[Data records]
— Start —

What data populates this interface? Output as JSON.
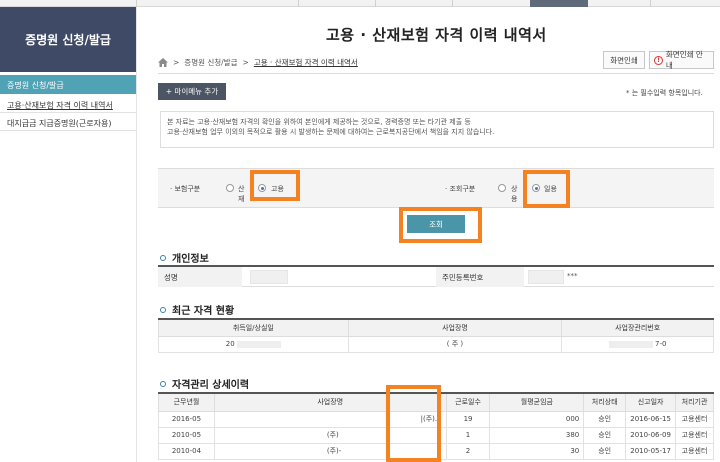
{
  "sidebar": {
    "title": "증명원 신청/발급",
    "section": "증명원 신청/발급",
    "items": [
      {
        "label": "고용·산재보험 자격 이력 내역서"
      },
      {
        "label": "대지급금 지급증명원(근로자용)"
      }
    ]
  },
  "page": {
    "title": "고용 · 산재보험 자격 이력 내역서",
    "breadcrumb": [
      "증명원 신청/발급",
      "고용 · 산재보험 자격 이력 내역서"
    ],
    "print_label": "화면인쇄",
    "print_guide_label": "화면인쇄 안내",
    "mymenu_label": "+ 마이메뉴 추가",
    "required_note": "* 는 필수입력 항목입니다.",
    "notice_line1": "본 자료는 고용·산재보험 자격의 확인을 위하여 본인에게 제공하는 것으로, 경력증명 또는 타기관 제출 등",
    "notice_line2": "고용·산재보험 업무 이외의 목적으로 활용 시 발생하는 문제에 대하여는 근로복지공단에서 책임을 지지 않습니다."
  },
  "search": {
    "insurance_label": "· 보험구분",
    "insurance_options": [
      "산재",
      "고용"
    ],
    "insurance_selected": "고용",
    "query_label": "· 조회구분",
    "query_options": [
      "상용",
      "일용"
    ],
    "query_selected": "일용",
    "button_label": "조회"
  },
  "personal": {
    "heading": "개인정보",
    "name_label": "성명",
    "rrn_label": "주민등록번호",
    "rrn_value": "***"
  },
  "recent": {
    "heading": "최근 자격 현황",
    "columns": [
      "취득일/상실일",
      "사업장명",
      "사업장관리번호"
    ],
    "rows": [
      [
        "20",
        "( 주 )",
        "7-0"
      ]
    ]
  },
  "history": {
    "heading": "자격관리 상세이력",
    "columns": [
      "근무년월",
      "사업장명",
      "근로일수",
      "월평균임금",
      "처리상태",
      "신고일자",
      "처리기관"
    ],
    "rows": [
      [
        "2016-05",
        "|(주)...",
        "19",
        "000",
        "승인",
        "2016-06-15",
        "고용센터"
      ],
      [
        "2010-05",
        "(주)",
        "1",
        "380",
        "승인",
        "2010-06-09",
        "고용센터"
      ],
      [
        "2010-04",
        "(주)-",
        "2",
        "30",
        "승인",
        "2010-05-17",
        "고용센터"
      ]
    ]
  },
  "colors": {
    "sidebar_head": "#3f4a66",
    "sidebar_sub": "#4fa3b5",
    "highlight": "#f58220",
    "search_button": "#4b95a8"
  }
}
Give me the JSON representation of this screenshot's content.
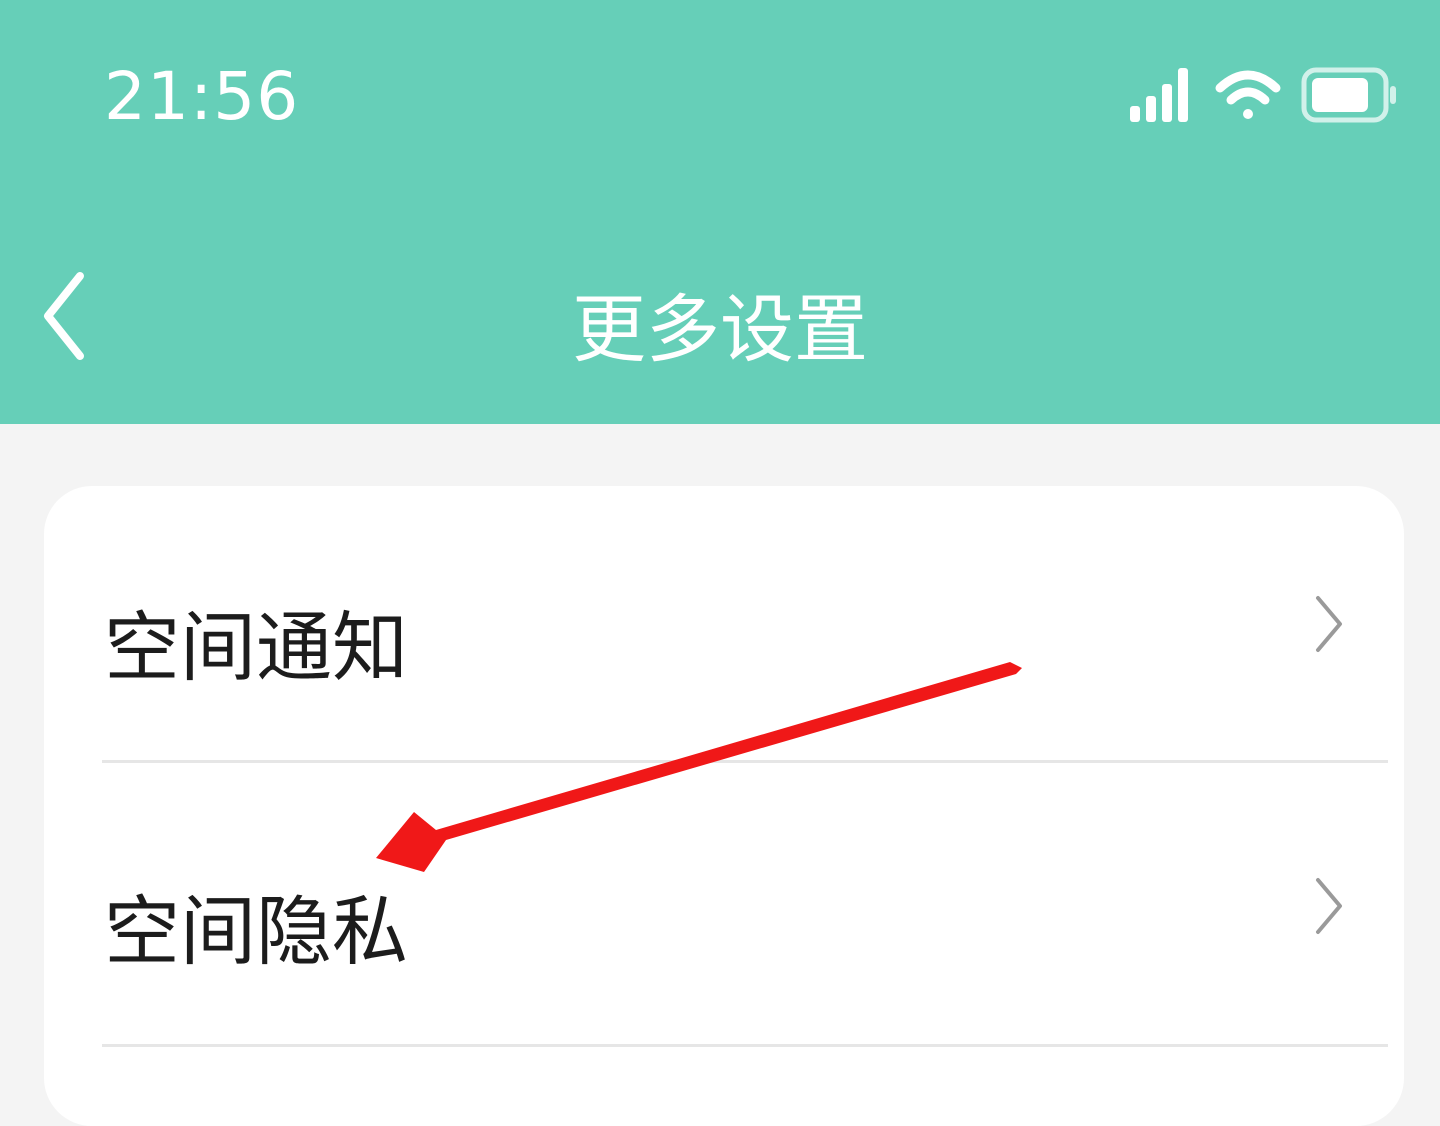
{
  "status_bar": {
    "time": "21:56",
    "icons": [
      "signal-icon",
      "wifi-icon",
      "battery-icon"
    ]
  },
  "nav": {
    "title": "更多设置",
    "back_icon": "chevron-left-icon"
  },
  "settings": {
    "items": [
      {
        "label": "空间通知",
        "icon": "chevron-right-icon"
      },
      {
        "label": "空间隐私",
        "icon": "chevron-right-icon"
      }
    ]
  },
  "colors": {
    "header": "#66cfb8",
    "background": "#f4f4f4",
    "card": "#ffffff",
    "annotation_arrow": "#f01818"
  }
}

— End —

» TASK DIRECTIONS
Leaving aside the images, write out the entries above word for word.

» RESPONSE TO THE EXERCISE
What data populates this interface? Output as JSON.
{
  "sidebar": {
    "title": "증명원 신청/발급",
    "section": "증명원 신청/발급",
    "items": [
      {
        "label": "고용·산재보험 자격 이력 내역서"
      },
      {
        "label": "대지급금 지급증명원(근로자용)"
      }
    ]
  },
  "page": {
    "title": "고용 · 산재보험 자격 이력 내역서",
    "breadcrumb": [
      "증명원 신청/발급",
      "고용 · 산재보험 자격 이력 내역서"
    ],
    "print_label": "화면인쇄",
    "print_guide_label": "화면인쇄 안내",
    "mymenu_label": "+ 마이메뉴 추가",
    "required_note": "* 는 필수입력 항목입니다.",
    "notice_line1": "본 자료는 고용·산재보험 자격의 확인을 위하여 본인에게 제공하는 것으로, 경력증명 또는 타기관 제출 등",
    "notice_line2": "고용·산재보험 업무 이외의 목적으로 활용 시 발생하는 문제에 대하여는 근로복지공단에서 책임을 지지 않습니다."
  },
  "search": {
    "insurance_label": "· 보험구분",
    "insurance_options": [
      "산재",
      "고용"
    ],
    "insurance_selected": "고용",
    "query_label": "· 조회구분",
    "query_options": [
      "상용",
      "일용"
    ],
    "query_selected": "일용",
    "button_label": "조회"
  },
  "personal": {
    "heading": "개인정보",
    "name_label": "성명",
    "rrn_label": "주민등록번호",
    "rrn_value": "***"
  },
  "recent": {
    "heading": "최근 자격 현황",
    "columns": [
      "취득일/상실일",
      "사업장명",
      "사업장관리번호"
    ],
    "rows": [
      [
        "20",
        "( 주 )",
        "7-0"
      ]
    ]
  },
  "history": {
    "heading": "자격관리 상세이력",
    "columns": [
      "근무년월",
      "사업장명",
      "근로일수",
      "월평균임금",
      "처리상태",
      "신고일자",
      "처리기관"
    ],
    "rows": [
      [
        "2016-05",
        "|(주)...",
        "19",
        "000",
        "승인",
        "2016-06-15",
        "고용센터"
      ],
      [
        "2010-05",
        "(주)",
        "1",
        "380",
        "승인",
        "2010-06-09",
        "고용센터"
      ],
      [
        "2010-04",
        "(주)-",
        "2",
        "30",
        "승인",
        "2010-05-17",
        "고용센터"
      ]
    ]
  },
  "colors": {
    "sidebar_head": "#3f4a66",
    "sidebar_sub": "#4fa3b5",
    "highlight": "#f58220",
    "search_button": "#4b95a8"
  }
}
Give me the JSON representation of this screenshot's content.
{
  "status_bar": {
    "time": "21:56",
    "icons": [
      "signal-icon",
      "wifi-icon",
      "battery-icon"
    ]
  },
  "nav": {
    "title": "更多设置",
    "back_icon": "chevron-left-icon"
  },
  "settings": {
    "items": [
      {
        "label": "空间通知",
        "icon": "chevron-right-icon"
      },
      {
        "label": "空间隐私",
        "icon": "chevron-right-icon"
      }
    ]
  },
  "colors": {
    "header": "#66cfb8",
    "background": "#f4f4f4",
    "card": "#ffffff",
    "annotation_arrow": "#f01818"
  }
}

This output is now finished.